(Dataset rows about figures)

= = =

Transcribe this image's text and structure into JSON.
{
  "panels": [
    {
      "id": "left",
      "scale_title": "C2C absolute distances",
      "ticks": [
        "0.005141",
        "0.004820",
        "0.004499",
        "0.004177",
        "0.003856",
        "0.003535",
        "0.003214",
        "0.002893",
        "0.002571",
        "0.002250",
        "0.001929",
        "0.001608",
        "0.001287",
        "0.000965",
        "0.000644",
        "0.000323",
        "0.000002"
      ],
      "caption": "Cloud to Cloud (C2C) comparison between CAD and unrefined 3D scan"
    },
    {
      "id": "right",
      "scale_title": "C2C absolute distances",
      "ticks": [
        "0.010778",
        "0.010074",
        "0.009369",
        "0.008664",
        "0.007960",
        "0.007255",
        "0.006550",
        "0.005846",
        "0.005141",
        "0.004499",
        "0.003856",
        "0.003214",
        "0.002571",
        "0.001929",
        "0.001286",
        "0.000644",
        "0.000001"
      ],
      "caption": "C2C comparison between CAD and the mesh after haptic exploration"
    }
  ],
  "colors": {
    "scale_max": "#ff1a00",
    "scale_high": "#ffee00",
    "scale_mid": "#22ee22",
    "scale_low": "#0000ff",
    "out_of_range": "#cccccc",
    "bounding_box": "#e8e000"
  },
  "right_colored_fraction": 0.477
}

= = =

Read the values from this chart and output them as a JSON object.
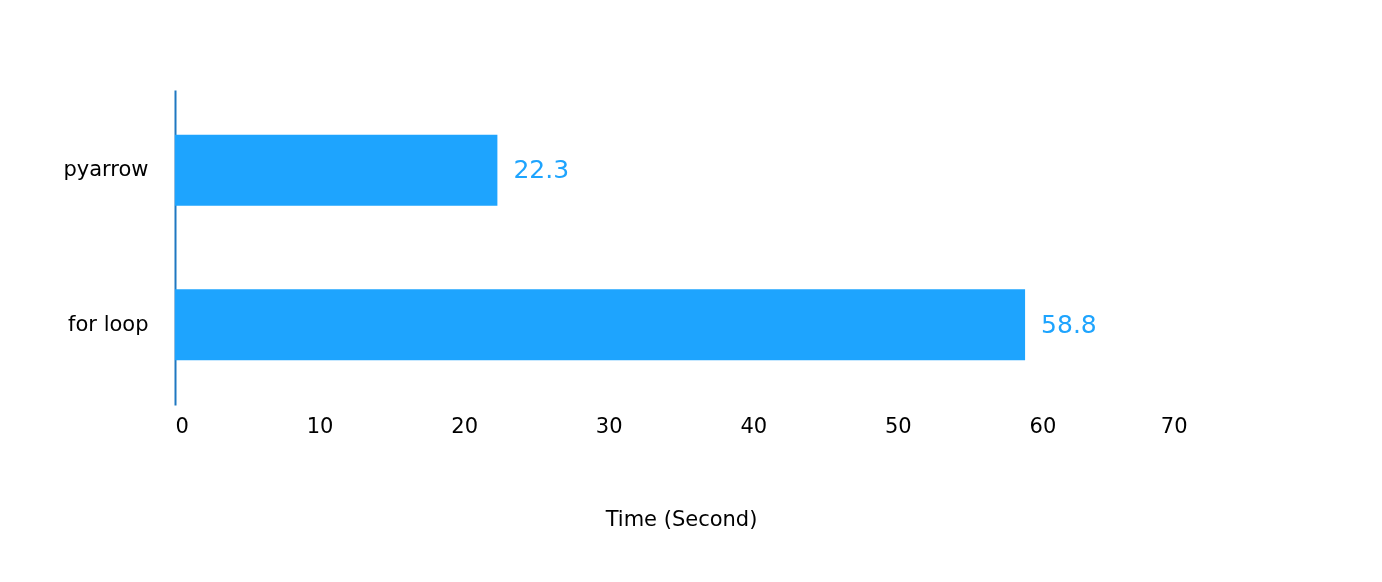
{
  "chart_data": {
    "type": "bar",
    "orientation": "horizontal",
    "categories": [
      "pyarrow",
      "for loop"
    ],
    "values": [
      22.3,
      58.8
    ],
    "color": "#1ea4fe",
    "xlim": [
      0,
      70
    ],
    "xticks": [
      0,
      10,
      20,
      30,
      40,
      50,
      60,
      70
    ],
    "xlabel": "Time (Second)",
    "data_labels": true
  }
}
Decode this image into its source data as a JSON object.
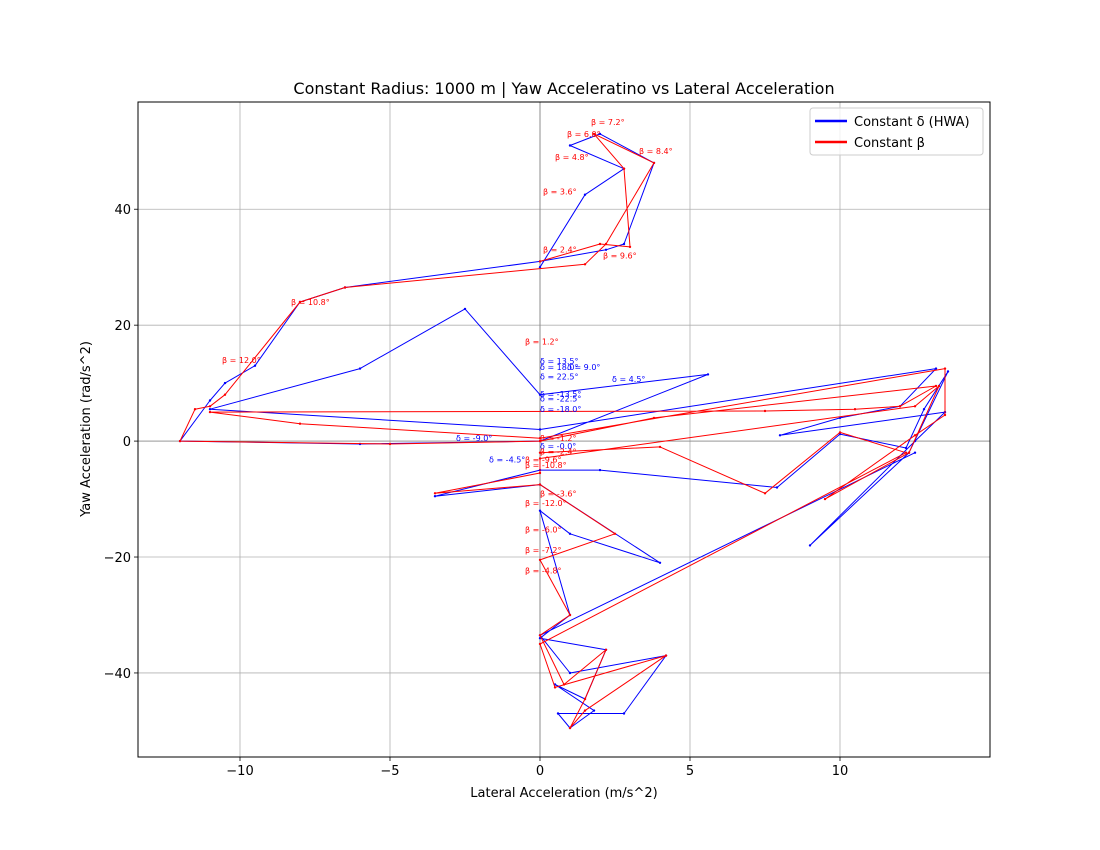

= = =

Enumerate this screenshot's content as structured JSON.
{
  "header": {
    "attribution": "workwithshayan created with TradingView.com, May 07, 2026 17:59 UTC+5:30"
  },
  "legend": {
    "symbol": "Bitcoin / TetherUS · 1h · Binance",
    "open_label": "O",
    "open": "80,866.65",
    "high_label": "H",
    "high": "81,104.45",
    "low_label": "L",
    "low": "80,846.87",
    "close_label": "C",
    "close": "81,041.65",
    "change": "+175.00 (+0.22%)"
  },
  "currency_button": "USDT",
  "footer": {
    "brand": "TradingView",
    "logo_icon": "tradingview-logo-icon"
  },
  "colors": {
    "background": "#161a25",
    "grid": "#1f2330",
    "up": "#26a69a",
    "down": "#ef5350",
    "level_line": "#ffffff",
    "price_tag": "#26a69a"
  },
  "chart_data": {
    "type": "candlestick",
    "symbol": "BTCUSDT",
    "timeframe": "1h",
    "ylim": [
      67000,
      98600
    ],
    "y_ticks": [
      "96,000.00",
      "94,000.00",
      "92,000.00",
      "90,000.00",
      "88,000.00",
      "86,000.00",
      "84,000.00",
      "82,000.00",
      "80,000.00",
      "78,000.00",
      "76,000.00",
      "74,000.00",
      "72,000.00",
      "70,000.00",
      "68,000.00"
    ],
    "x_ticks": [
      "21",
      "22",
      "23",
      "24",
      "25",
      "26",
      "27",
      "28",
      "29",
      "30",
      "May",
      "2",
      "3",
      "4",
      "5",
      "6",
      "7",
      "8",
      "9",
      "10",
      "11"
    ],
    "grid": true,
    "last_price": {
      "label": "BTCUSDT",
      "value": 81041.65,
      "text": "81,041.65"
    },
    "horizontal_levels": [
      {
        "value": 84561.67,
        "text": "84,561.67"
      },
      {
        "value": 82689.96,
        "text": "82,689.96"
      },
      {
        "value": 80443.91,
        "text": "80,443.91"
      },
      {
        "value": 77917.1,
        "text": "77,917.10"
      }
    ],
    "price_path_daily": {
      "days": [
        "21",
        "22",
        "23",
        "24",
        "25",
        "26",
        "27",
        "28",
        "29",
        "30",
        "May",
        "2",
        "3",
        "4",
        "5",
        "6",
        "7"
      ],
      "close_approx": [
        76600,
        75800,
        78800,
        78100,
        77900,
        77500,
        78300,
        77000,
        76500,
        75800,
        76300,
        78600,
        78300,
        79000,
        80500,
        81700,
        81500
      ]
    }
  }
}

= = =

● Given request
Transcribe, exactly as written, the lines starting at the one with "Read the values" and ending at the one with "Decode this image", and nothing more. Pictures are not part of the copy.

● Result
Read the values from this chart and output them as a JSON object.
{
  "chart_data": {
    "type": "bar",
    "orientation": "horizontal",
    "categories": [
      "pyarrow",
      "for loop"
    ],
    "values": [
      22.3,
      58.8
    ],
    "color": "#1ea4fe",
    "xlim": [
      0,
      70
    ],
    "xticks": [
      0,
      10,
      20,
      30,
      40,
      50,
      60,
      70
    ],
    "xlabel": "Time (Second)",
    "data_labels": true
  }
}
Decode this image into its source data as a JSON object.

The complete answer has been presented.